● Problem details:
Print each line exactly as it is given.

● Records from a data source:
──────────────────────────────

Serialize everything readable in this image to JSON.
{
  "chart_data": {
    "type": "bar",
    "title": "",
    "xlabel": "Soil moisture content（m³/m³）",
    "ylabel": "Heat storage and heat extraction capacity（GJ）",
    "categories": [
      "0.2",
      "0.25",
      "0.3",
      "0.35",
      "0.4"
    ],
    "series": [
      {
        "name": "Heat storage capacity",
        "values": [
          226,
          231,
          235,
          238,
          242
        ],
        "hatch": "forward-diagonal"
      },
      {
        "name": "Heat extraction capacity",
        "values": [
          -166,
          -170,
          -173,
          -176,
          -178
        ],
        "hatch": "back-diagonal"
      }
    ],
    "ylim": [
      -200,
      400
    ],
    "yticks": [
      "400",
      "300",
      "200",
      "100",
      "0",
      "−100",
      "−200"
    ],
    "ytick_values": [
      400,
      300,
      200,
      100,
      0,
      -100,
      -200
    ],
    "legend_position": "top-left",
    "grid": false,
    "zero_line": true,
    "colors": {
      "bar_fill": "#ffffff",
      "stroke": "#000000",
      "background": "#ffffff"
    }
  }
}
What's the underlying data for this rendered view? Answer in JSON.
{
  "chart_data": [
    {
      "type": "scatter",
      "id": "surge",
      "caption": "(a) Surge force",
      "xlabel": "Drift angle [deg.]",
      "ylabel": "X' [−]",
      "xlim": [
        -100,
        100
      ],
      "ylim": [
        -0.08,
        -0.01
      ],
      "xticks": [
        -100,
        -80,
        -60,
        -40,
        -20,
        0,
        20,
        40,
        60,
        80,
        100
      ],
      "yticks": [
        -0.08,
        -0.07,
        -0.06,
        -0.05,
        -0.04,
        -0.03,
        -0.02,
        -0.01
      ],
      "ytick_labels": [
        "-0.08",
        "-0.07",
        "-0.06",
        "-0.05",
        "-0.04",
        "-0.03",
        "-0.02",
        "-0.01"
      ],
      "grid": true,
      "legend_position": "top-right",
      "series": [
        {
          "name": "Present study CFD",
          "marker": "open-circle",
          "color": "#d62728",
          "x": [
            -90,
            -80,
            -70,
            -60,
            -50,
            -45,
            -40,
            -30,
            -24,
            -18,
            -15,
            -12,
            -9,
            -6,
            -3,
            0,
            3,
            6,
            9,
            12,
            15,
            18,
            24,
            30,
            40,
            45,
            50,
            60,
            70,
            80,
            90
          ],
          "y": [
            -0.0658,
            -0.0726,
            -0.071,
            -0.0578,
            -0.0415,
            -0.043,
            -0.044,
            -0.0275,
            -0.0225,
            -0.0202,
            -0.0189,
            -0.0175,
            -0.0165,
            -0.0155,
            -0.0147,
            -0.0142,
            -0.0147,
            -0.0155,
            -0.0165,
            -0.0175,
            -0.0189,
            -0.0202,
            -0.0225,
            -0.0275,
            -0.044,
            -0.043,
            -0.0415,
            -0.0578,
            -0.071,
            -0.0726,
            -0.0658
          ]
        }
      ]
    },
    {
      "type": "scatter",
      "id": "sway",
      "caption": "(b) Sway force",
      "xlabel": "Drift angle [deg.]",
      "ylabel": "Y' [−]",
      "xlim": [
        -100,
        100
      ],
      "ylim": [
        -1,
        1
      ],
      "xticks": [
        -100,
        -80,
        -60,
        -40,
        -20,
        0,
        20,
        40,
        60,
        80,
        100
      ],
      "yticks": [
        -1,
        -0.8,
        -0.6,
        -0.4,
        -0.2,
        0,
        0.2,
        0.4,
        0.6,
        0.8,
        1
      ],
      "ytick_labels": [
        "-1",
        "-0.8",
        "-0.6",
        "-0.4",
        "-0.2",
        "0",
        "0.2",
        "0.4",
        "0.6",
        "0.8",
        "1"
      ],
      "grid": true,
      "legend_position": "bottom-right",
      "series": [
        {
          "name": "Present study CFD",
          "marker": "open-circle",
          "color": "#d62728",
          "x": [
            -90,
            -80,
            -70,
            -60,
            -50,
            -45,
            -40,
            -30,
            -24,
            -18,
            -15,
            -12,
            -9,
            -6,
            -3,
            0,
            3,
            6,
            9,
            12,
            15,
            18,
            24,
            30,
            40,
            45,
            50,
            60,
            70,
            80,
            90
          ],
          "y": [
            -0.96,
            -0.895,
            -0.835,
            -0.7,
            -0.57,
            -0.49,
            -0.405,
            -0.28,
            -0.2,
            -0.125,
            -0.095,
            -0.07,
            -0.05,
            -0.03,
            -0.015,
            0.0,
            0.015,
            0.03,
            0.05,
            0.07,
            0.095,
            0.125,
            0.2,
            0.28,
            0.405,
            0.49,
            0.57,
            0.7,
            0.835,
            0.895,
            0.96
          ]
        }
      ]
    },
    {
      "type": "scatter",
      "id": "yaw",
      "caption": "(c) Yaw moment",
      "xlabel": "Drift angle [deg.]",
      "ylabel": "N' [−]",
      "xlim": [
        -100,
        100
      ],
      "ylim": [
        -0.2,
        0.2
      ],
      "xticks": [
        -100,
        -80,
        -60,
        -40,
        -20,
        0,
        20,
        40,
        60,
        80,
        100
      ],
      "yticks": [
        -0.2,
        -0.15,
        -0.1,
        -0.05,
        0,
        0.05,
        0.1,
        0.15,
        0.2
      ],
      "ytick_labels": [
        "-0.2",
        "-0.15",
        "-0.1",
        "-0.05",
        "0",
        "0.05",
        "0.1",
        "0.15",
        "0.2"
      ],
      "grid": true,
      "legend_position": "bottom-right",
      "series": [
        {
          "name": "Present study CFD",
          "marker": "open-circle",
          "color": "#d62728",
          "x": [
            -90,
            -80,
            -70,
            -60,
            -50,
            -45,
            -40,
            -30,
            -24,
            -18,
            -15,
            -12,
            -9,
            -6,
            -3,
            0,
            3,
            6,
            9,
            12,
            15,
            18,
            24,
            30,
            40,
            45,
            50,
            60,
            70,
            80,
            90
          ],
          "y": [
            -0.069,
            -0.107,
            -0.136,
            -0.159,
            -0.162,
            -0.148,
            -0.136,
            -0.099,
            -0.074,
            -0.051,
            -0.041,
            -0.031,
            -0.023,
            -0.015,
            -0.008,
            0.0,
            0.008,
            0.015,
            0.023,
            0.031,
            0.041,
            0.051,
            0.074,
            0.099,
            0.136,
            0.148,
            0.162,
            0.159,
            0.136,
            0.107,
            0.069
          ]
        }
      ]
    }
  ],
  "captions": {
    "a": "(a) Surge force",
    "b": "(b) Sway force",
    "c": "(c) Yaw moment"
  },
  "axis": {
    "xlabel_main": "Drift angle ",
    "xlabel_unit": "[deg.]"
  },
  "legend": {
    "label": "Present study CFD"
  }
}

──────────────────────────────

● Final result:
Serialize everything readable in this image to JSON.
{
  "chart_data": {
    "type": "bar",
    "title": "",
    "xlabel": "Soil moisture content（m³/m³）",
    "ylabel": "Heat storage and heat extraction capacity（GJ）",
    "categories": [
      "0.2",
      "0.25",
      "0.3",
      "0.35",
      "0.4"
    ],
    "series": [
      {
        "name": "Heat storage capacity",
        "values": [
          226,
          231,
          235,
          238,
          242
        ],
        "hatch": "forward-diagonal"
      },
      {
        "name": "Heat extraction capacity",
        "values": [
          -166,
          -170,
          -173,
          -176,
          -178
        ],
        "hatch": "back-diagonal"
      }
    ],
    "ylim": [
      -200,
      400
    ],
    "yticks": [
      "400",
      "300",
      "200",
      "100",
      "0",
      "−100",
      "−200"
    ],
    "ytick_values": [
      400,
      300,
      200,
      100,
      0,
      -100,
      -200
    ],
    "legend_position": "top-left",
    "grid": false,
    "zero_line": true,
    "colors": {
      "bar_fill": "#ffffff",
      "stroke": "#000000",
      "background": "#ffffff"
    }
  }
}
What's the underlying data for this rendered view? Answer in JSON.
{
  "chart_data": [
    {
      "type": "scatter",
      "id": "surge",
      "caption": "(a) Surge force",
      "xlabel": "Drift angle [deg.]",
      "ylabel": "X' [−]",
      "xlim": [
        -100,
        100
      ],
      "ylim": [
        -0.08,
        -0.01
      ],
      "xticks": [
        -100,
        -80,
        -60,
        -40,
        -20,
        0,
        20,
        40,
        60,
        80,
        100
      ],
      "yticks": [
        -0.08,
        -0.07,
        -0.06,
        -0.05,
        -0.04,
        -0.03,
        -0.02,
        -0.01
      ],
      "ytick_labels": [
        "-0.08",
        "-0.07",
        "-0.06",
        "-0.05",
        "-0.04",
        "-0.03",
        "-0.02",
        "-0.01"
      ],
      "grid": true,
      "legend_position": "top-right",
      "series": [
        {
          "name": "Present study CFD",
          "marker": "open-circle",
          "color": "#d62728",
          "x": [
            -90,
            -80,
            -70,
            -60,
            -50,
            -45,
            -40,
            -30,
            -24,
            -18,
            -15,
            -12,
            -9,
            -6,
            -3,
            0,
            3,
            6,
            9,
            12,
            15,
            18,
            24,
            30,
            40,
            45,
            50,
            60,
            70,
            80,
            90
          ],
          "y": [
            -0.0658,
            -0.0726,
            -0.071,
            -0.0578,
            -0.0415,
            -0.043,
            -0.044,
            -0.0275,
            -0.0225,
            -0.0202,
            -0.0189,
            -0.0175,
            -0.0165,
            -0.0155,
            -0.0147,
            -0.0142,
            -0.0147,
            -0.0155,
            -0.0165,
            -0.0175,
            -0.0189,
            -0.0202,
            -0.0225,
            -0.0275,
            -0.044,
            -0.043,
            -0.0415,
            -0.0578,
            -0.071,
            -0.0726,
            -0.0658
          ]
        }
      ]
    },
    {
      "type": "scatter",
      "id": "sway",
      "caption": "(b) Sway force",
      "xlabel": "Drift angle [deg.]",
      "ylabel": "Y' [−]",
      "xlim": [
        -100,
        100
      ],
      "ylim": [
        -1,
        1
      ],
      "xticks": [
        -100,
        -80,
        -60,
        -40,
        -20,
        0,
        20,
        40,
        60,
        80,
        100
      ],
      "yticks": [
        -1,
        -0.8,
        -0.6,
        -0.4,
        -0.2,
        0,
        0.2,
        0.4,
        0.6,
        0.8,
        1
      ],
      "ytick_labels": [
        "-1",
        "-0.8",
        "-0.6",
        "-0.4",
        "-0.2",
        "0",
        "0.2",
        "0.4",
        "0.6",
        "0.8",
        "1"
      ],
      "grid": true,
      "legend_position": "bottom-right",
      "series": [
        {
          "name": "Present study CFD",
          "marker": "open-circle",
          "color": "#d62728",
          "x": [
            -90,
            -80,
            -70,
            -60,
            -50,
            -45,
            -40,
            -30,
            -24,
            -18,
            -15,
            -12,
            -9,
            -6,
            -3,
            0,
            3,
            6,
            9,
            12,
            15,
            18,
            24,
            30,
            40,
            45,
            50,
            60,
            70,
            80,
            90
          ],
          "y": [
            -0.96,
            -0.895,
            -0.835,
            -0.7,
            -0.57,
            -0.49,
            -0.405,
            -0.28,
            -0.2,
            -0.125,
            -0.095,
            -0.07,
            -0.05,
            -0.03,
            -0.015,
            0.0,
            0.015,
            0.03,
            0.05,
            0.07,
            0.095,
            0.125,
            0.2,
            0.28,
            0.405,
            0.49,
            0.57,
            0.7,
            0.835,
            0.895,
            0.96
          ]
        }
      ]
    },
    {
      "type": "scatter",
      "id": "yaw",
      "caption": "(c) Yaw moment",
      "xlabel": "Drift angle [deg.]",
      "ylabel": "N' [−]",
      "xlim": [
        -100,
        100
      ],
      "ylim": [
        -0.2,
        0.2
      ],
      "xticks": [
        -100,
        -80,
        -60,
        -40,
        -20,
        0,
        20,
        40,
        60,
        80,
        100
      ],
      "yticks": [
        -0.2,
        -0.15,
        -0.1,
        -0.05,
        0,
        0.05,
        0.1,
        0.15,
        0.2
      ],
      "ytick_labels": [
        "-0.2",
        "-0.15",
        "-0.1",
        "-0.05",
        "0",
        "0.05",
        "0.1",
        "0.15",
        "0.2"
      ],
      "grid": true,
      "legend_position": "bottom-right",
      "series": [
        {
          "name": "Present study CFD",
          "marker": "open-circle",
          "color": "#d62728",
          "x": [
            -90,
            -80,
            -70,
            -60,
            -50,
            -45,
            -40,
            -30,
            -24,
            -18,
            -15,
            -12,
            -9,
            -6,
            -3,
            0,
            3,
            6,
            9,
            12,
            15,
            18,
            24,
            30,
            40,
            45,
            50,
            60,
            70,
            80,
            90
          ],
          "y": [
            -0.069,
            -0.107,
            -0.136,
            -0.159,
            -0.162,
            -0.148,
            -0.136,
            -0.099,
            -0.074,
            -0.051,
            -0.041,
            -0.031,
            -0.023,
            -0.015,
            -0.008,
            0.0,
            0.008,
            0.015,
            0.023,
            0.031,
            0.041,
            0.051,
            0.074,
            0.099,
            0.136,
            0.148,
            0.162,
            0.159,
            0.136,
            0.107,
            0.069
          ]
        }
      ]
    }
  ],
  "captions": {
    "a": "(a) Surge force",
    "b": "(b) Sway force",
    "c": "(c) Yaw moment"
  },
  "axis": {
    "xlabel_main": "Drift angle ",
    "xlabel_unit": "[deg.]"
  },
  "legend": {
    "label": "Present study CFD"
  }
}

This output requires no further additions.